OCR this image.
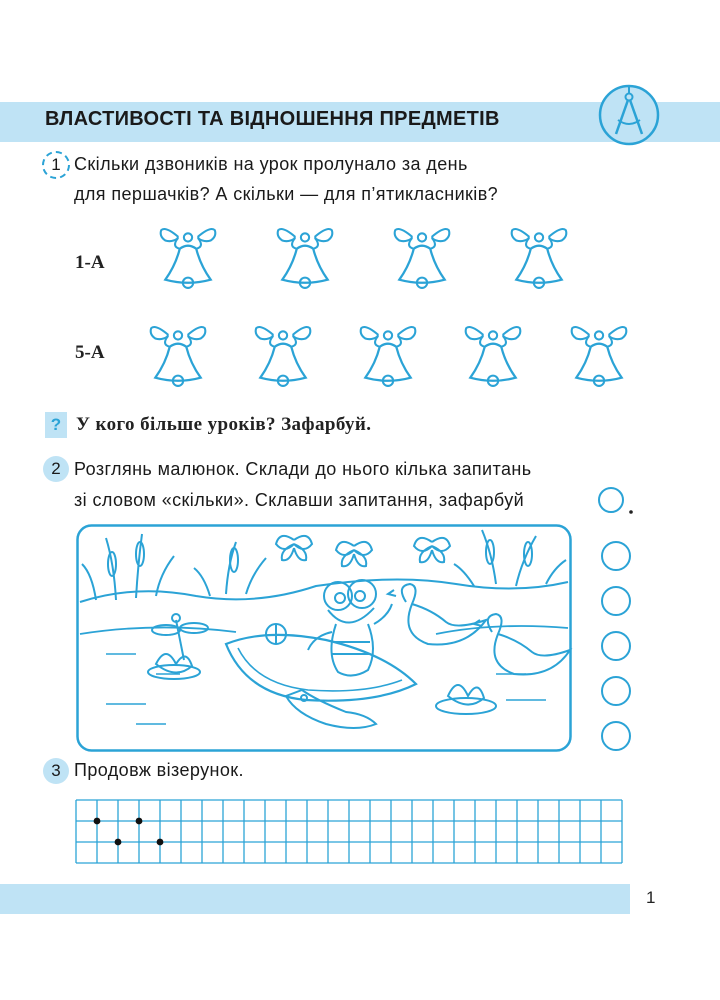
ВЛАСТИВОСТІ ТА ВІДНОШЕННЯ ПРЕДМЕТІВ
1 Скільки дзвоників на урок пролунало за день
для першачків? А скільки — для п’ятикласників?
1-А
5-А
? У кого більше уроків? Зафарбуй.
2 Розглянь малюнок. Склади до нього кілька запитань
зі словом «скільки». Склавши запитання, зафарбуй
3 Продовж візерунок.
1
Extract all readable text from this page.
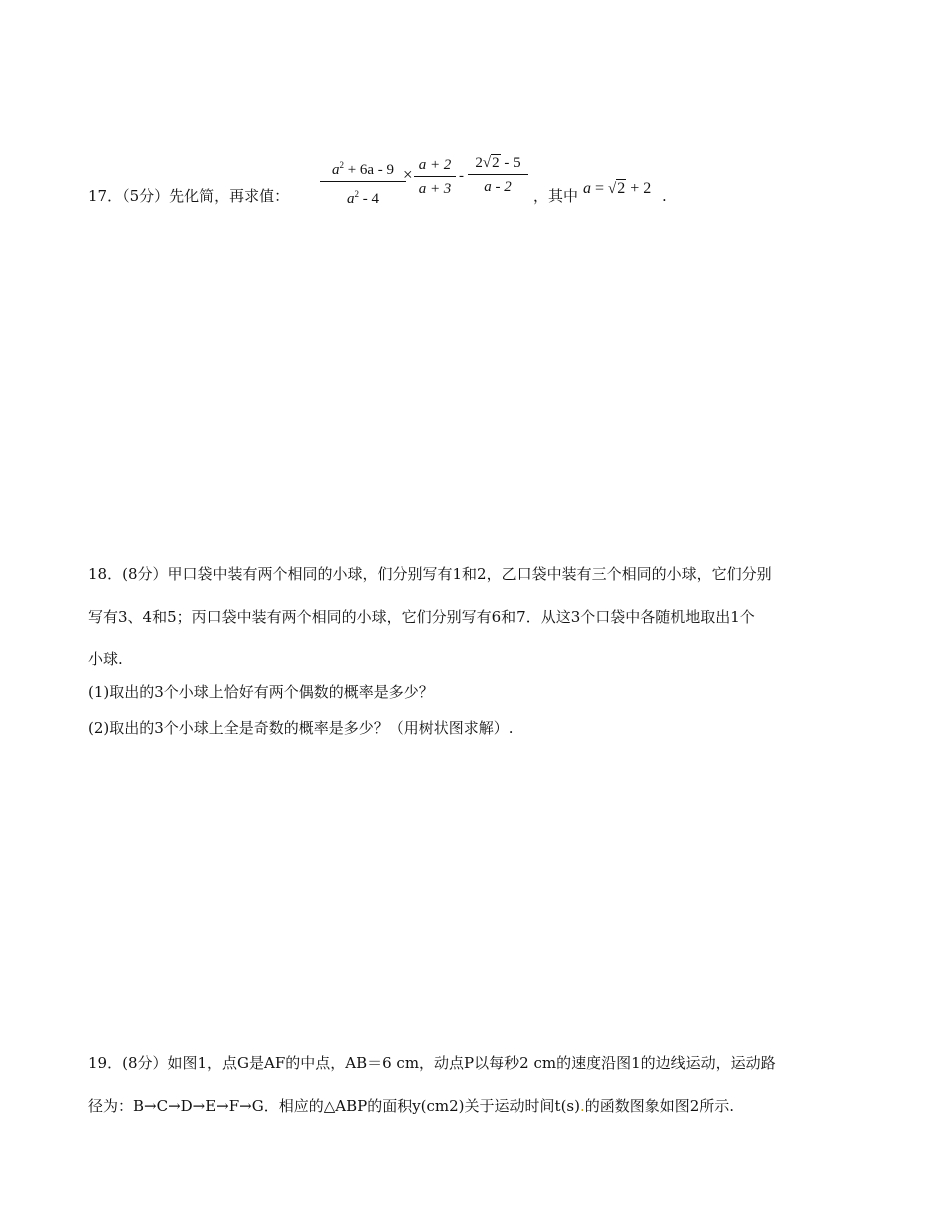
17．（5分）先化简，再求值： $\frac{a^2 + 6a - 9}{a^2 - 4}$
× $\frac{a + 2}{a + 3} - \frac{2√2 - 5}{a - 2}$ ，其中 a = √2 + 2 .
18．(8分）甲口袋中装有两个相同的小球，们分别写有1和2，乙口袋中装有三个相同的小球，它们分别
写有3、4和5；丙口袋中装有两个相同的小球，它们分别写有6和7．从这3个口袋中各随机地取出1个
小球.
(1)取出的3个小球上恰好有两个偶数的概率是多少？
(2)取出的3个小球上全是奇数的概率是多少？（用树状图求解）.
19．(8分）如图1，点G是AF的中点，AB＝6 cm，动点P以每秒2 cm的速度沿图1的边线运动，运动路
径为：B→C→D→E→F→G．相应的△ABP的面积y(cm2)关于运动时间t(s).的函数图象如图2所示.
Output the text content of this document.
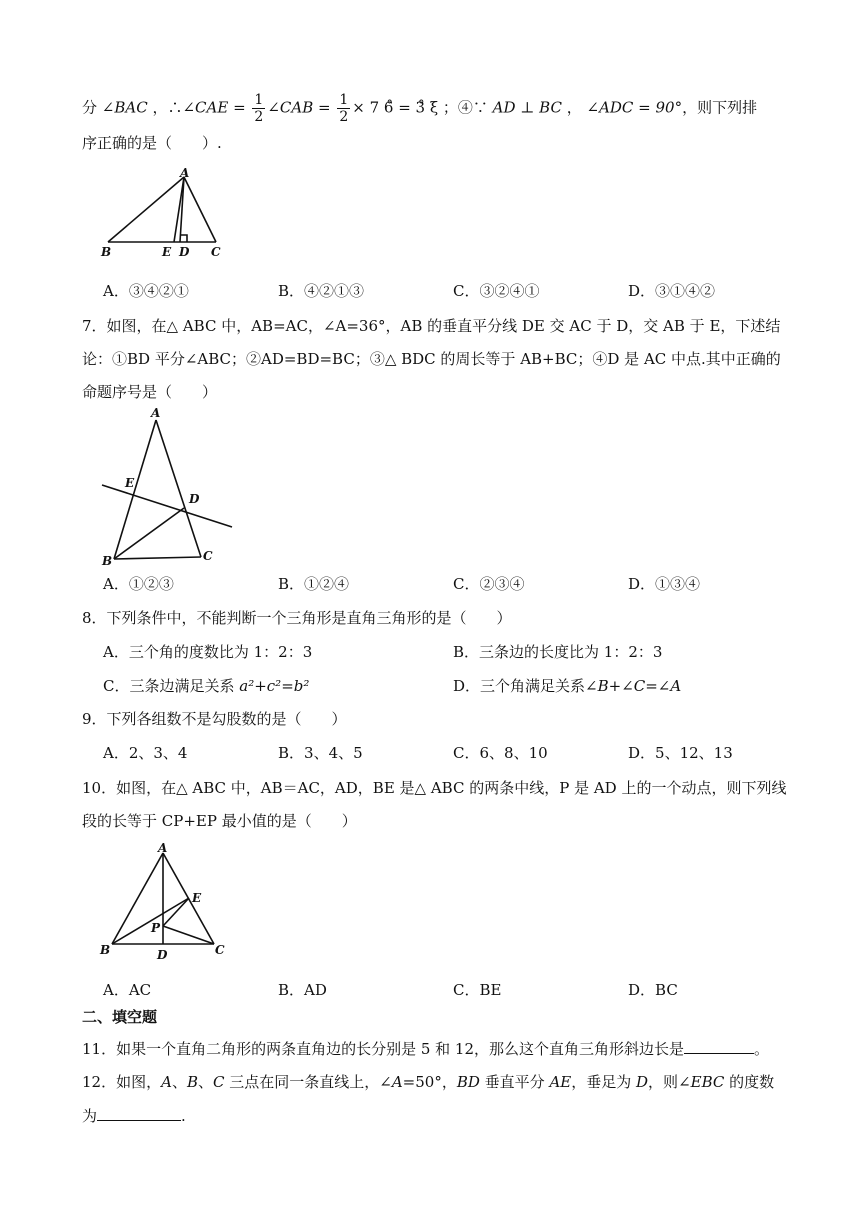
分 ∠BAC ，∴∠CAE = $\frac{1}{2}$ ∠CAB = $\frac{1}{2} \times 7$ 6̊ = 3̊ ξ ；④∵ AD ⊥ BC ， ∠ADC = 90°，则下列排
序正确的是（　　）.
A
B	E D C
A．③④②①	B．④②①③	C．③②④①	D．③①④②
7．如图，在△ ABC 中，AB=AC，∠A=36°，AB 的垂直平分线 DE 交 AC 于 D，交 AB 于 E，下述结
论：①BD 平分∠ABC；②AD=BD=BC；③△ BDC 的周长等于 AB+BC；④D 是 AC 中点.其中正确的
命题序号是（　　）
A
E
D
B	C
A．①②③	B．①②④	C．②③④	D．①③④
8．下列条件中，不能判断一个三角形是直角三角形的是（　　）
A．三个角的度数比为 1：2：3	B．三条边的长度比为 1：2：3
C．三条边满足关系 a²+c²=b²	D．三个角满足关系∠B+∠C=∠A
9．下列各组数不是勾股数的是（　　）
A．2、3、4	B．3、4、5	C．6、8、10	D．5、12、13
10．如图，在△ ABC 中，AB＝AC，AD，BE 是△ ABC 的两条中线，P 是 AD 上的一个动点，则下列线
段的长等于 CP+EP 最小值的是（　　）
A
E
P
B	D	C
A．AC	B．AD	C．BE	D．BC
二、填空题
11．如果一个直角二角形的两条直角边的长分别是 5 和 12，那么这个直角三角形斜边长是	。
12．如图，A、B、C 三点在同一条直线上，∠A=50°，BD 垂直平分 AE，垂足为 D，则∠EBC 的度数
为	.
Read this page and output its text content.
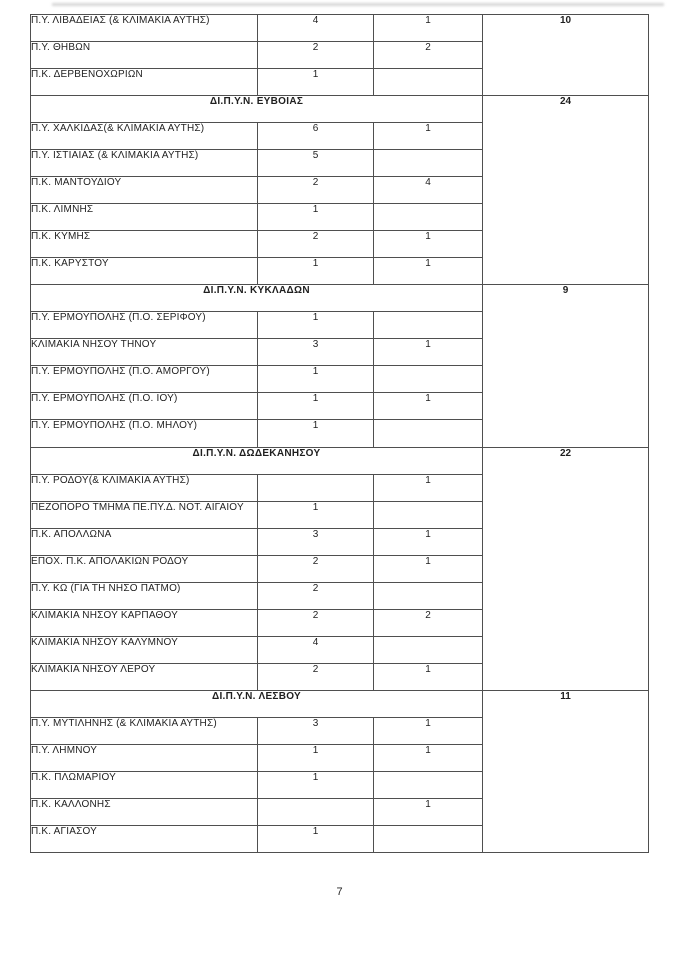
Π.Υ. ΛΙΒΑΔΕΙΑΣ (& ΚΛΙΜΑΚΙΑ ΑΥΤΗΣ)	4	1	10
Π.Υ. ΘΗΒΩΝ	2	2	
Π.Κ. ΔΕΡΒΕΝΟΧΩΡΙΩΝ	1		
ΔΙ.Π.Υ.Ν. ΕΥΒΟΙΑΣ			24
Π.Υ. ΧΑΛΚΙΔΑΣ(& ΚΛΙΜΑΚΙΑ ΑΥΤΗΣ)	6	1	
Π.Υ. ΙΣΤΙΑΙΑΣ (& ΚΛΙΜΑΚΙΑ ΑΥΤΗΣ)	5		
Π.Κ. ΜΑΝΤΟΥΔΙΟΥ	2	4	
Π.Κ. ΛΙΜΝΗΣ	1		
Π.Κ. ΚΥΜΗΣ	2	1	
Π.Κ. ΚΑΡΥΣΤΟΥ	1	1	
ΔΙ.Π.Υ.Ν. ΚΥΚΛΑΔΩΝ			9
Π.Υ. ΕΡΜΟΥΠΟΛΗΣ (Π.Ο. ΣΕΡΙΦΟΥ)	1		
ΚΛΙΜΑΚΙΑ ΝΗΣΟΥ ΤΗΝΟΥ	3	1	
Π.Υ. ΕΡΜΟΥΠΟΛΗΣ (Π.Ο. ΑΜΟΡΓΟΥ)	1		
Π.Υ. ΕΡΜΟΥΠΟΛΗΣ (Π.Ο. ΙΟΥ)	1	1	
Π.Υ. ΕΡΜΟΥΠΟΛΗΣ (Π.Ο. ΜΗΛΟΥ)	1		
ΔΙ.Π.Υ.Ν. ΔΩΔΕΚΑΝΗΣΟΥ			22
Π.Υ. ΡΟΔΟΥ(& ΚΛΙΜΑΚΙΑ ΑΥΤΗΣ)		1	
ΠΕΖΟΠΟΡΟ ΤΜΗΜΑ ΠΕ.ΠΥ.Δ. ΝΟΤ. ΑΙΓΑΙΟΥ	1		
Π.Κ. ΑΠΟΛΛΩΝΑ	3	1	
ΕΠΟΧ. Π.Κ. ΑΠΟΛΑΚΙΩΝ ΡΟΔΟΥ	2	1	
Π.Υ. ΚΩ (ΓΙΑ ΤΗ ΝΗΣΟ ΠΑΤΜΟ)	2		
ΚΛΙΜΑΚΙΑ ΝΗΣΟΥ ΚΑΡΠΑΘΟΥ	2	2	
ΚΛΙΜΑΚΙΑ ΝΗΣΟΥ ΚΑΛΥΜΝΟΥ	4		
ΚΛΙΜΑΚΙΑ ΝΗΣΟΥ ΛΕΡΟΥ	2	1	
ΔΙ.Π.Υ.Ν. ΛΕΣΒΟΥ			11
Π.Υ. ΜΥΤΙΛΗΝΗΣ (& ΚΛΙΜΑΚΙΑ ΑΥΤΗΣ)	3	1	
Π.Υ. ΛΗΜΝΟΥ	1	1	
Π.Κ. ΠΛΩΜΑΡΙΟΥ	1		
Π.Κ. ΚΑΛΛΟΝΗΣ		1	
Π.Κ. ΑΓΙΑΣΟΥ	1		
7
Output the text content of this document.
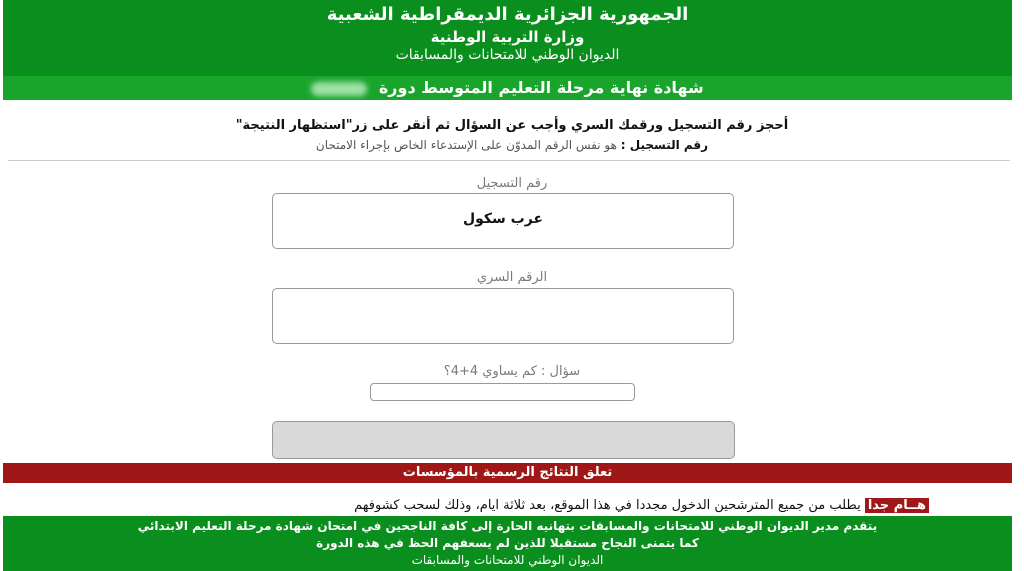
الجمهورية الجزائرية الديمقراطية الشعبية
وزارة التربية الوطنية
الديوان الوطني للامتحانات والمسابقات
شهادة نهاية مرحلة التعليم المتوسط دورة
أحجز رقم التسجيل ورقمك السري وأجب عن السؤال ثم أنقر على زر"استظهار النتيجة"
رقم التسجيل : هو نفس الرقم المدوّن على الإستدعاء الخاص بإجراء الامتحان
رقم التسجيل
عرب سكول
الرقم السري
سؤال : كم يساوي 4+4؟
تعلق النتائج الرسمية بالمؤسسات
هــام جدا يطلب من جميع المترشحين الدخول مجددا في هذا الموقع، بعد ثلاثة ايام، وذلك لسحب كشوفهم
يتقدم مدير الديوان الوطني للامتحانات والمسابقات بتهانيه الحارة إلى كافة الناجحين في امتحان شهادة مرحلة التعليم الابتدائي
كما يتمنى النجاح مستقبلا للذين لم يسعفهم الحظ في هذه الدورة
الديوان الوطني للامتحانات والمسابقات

——————————

GOAL OF THE EXERCISE → Print all of the entries word for word. Omit the pictures they contain.

COMPLETE OUTPUT →
OCR this image.
ВЛАСТИВОСТІ ТА ВІДНОШЕННЯ ПРЕДМЕТІВ
1 Скільки дзвоників на урок пролунало за день
для першачків? А скільки — для п’ятикласників?
1-А
5-А
? У кого більше уроків? Зафарбуй.
2 Розглянь малюнок. Склади до нього кілька запитань
зі словом «скільки». Склавши запитання, зафарбуй
3 Продовж візерунок.
1
Extract all readable text from this page.
17．（5分）先化简，再求值： $\frac{a^2 + 6a - 9}{a^2 - 4}$
× $\frac{a + 2}{a + 3} - \frac{2√2 - 5}{a - 2}$ ，其中 a = √2 + 2 .
18．(8分）甲口袋中装有两个相同的小球，们分别写有1和2，乙口袋中装有三个相同的小球，它们分别
写有3、4和5；丙口袋中装有两个相同的小球，它们分别写有6和7．从这3个口袋中各随机地取出1个
小球.
(1)取出的3个小球上恰好有两个偶数的概率是多少？
(2)取出的3个小球上全是奇数的概率是多少？（用树状图求解）.
19．(8分）如图1，点G是AF的中点，AB＝6 cm，动点P以每秒2 cm的速度沿图1的边线运动，运动路
径为：B→C→D→E→F→G．相应的△ABP的面积y(cm2)关于运动时间t(s).的函数图象如图2所示.
Output the text content of this document.
分 ∠BAC ，∴∠CAE = $\frac{1}{2}$ ∠CAB = $\frac{1}{2} \times 7$ 6̊ = 3̊ ξ ；④∵ AD ⊥ BC ， ∠ADC = 90°，则下列排
序正确的是（　　）.
A
B	E D C
A．③④②①	B．④②①③	C．③②④①	D．③①④②
7．如图，在△ ABC 中，AB=AC，∠A=36°，AB 的垂直平分线 DE 交 AC 于 D，交 AB 于 E，下述结
论：①BD 平分∠ABC；②AD=BD=BC；③△ BDC 的周长等于 AB+BC；④D 是 AC 中点.其中正确的
命题序号是（　　）
A
E
D
B	C
A．①②③	B．①②④	C．②③④	D．①③④
8．下列条件中，不能判断一个三角形是直角三角形的是（　　）
A．三个角的度数比为 1：2：3	B．三条边的长度比为 1：2：3
C．三条边满足关系 a²+c²=b²	D．三个角满足关系∠B+∠C=∠A
9．下列各组数不是勾股数的是（　　）
A．2、3、4	B．3、4、5	C．6、8、10	D．5、12、13
10．如图，在△ ABC 中，AB＝AC，AD，BE 是△ ABC 的两条中线，P 是 AD 上的一个动点，则下列线
段的长等于 CP+EP 最小值的是（　　）
A
E
P
B	D	C
A．AC	B．AD	C．BE	D．BC
二、填空题
11．如果一个直角二角形的两条直角边的长分别是 5 和 12，那么这个直角三角形斜边长是	。
12．如图，A、B、C 三点在同一条直线上，∠A=50°，BD 垂直平分 AE，垂足为 D，则∠EBC 的度数
为	.
Read this page and output its text content.
Π.Υ. ΛΙΒΑΔΕΙΑΣ (& ΚΛΙΜΑΚΙΑ ΑΥΤΗΣ)	4	1	10
Π.Υ. ΘΗΒΩΝ	2	2	
Π.Κ. ΔΕΡΒΕΝΟΧΩΡΙΩΝ	1		
ΔΙ.Π.Υ.Ν. ΕΥΒΟΙΑΣ			24
Π.Υ. ΧΑΛΚΙΔΑΣ(& ΚΛΙΜΑΚΙΑ ΑΥΤΗΣ)	6	1	
Π.Υ. ΙΣΤΙΑΙΑΣ (& ΚΛΙΜΑΚΙΑ ΑΥΤΗΣ)	5		
Π.Κ. ΜΑΝΤΟΥΔΙΟΥ	2	4	
Π.Κ. ΛΙΜΝΗΣ	1		
Π.Κ. ΚΥΜΗΣ	2	1	
Π.Κ. ΚΑΡΥΣΤΟΥ	1	1	
ΔΙ.Π.Υ.Ν. ΚΥΚΛΑΔΩΝ			9
Π.Υ. ΕΡΜΟΥΠΟΛΗΣ (Π.Ο. ΣΕΡΙΦΟΥ)	1		
ΚΛΙΜΑΚΙΑ ΝΗΣΟΥ ΤΗΝΟΥ	3	1	
Π.Υ. ΕΡΜΟΥΠΟΛΗΣ (Π.Ο. ΑΜΟΡΓΟΥ)	1		
Π.Υ. ΕΡΜΟΥΠΟΛΗΣ (Π.Ο. ΙΟΥ)	1	1	
Π.Υ. ΕΡΜΟΥΠΟΛΗΣ (Π.Ο. ΜΗΛΟΥ)	1		
ΔΙ.Π.Υ.Ν. ΔΩΔΕΚΑΝΗΣΟΥ			22
Π.Υ. ΡΟΔΟΥ(& ΚΛΙΜΑΚΙΑ ΑΥΤΗΣ)		1	
ΠΕΖΟΠΟΡΟ ΤΜΗΜΑ ΠΕ.ΠΥ.Δ. ΝΟΤ. ΑΙΓΑΙΟΥ	1		
Π.Κ. ΑΠΟΛΛΩΝΑ	3	1	
ΕΠΟΧ. Π.Κ. ΑΠΟΛΑΚΙΩΝ ΡΟΔΟΥ	2	1	
Π.Υ. ΚΩ (ΓΙΑ ΤΗ ΝΗΣΟ ΠΑΤΜΟ)	2		
ΚΛΙΜΑΚΙΑ ΝΗΣΟΥ ΚΑΡΠΑΘΟΥ	2	2	
ΚΛΙΜΑΚΙΑ ΝΗΣΟΥ ΚΑΛΥΜΝΟΥ	4		
ΚΛΙΜΑΚΙΑ ΝΗΣΟΥ ΛΕΡΟΥ	2	1	
ΔΙ.Π.Υ.Ν. ΛΕΣΒΟΥ			11
Π.Υ. ΜΥΤΙΛΗΝΗΣ (& ΚΛΙΜΑΚΙΑ ΑΥΤΗΣ)	3	1	
Π.Υ. ΛΗΜΝΟΥ	1	1	
Π.Κ. ΠΛΩΜΑΡΙΟΥ	1		
Π.Κ. ΚΑΛΛΟΝΗΣ		1	
Π.Κ. ΑΓΙΑΣΟΥ	1		
7
Output the text content of this document.
الجمهورية الجزائرية الديمقراطية الشعبية
وزارة التربية الوطنية
الديوان الوطني للامتحانات والمسابقات
شهادة نهاية مرحلة التعليم المتوسط دورة
أحجز رقم التسجيل ورقمك السري وأجب عن السؤال ثم أنقر على زر"استظهار النتيجة"
رقم التسجيل : هو نفس الرقم المدوّن على الإستدعاء الخاص بإجراء الامتحان
رقم التسجيل
عرب سكول
الرقم السري
سؤال : كم يساوي 4+4؟
تعلق النتائج الرسمية بالمؤسسات
هــام جدا يطلب من جميع المترشحين الدخول مجددا في هذا الموقع، بعد ثلاثة ايام، وذلك لسحب كشوفهم
يتقدم مدير الديوان الوطني للامتحانات والمسابقات بتهانيه الحارة إلى كافة الناجحين في امتحان شهادة مرحلة التعليم الابتدائي
كما يتمنى النجاح مستقبلا للذين لم يسعفهم الحظ في هذه الدورة
الديوان الوطني للامتحانات والمسابقات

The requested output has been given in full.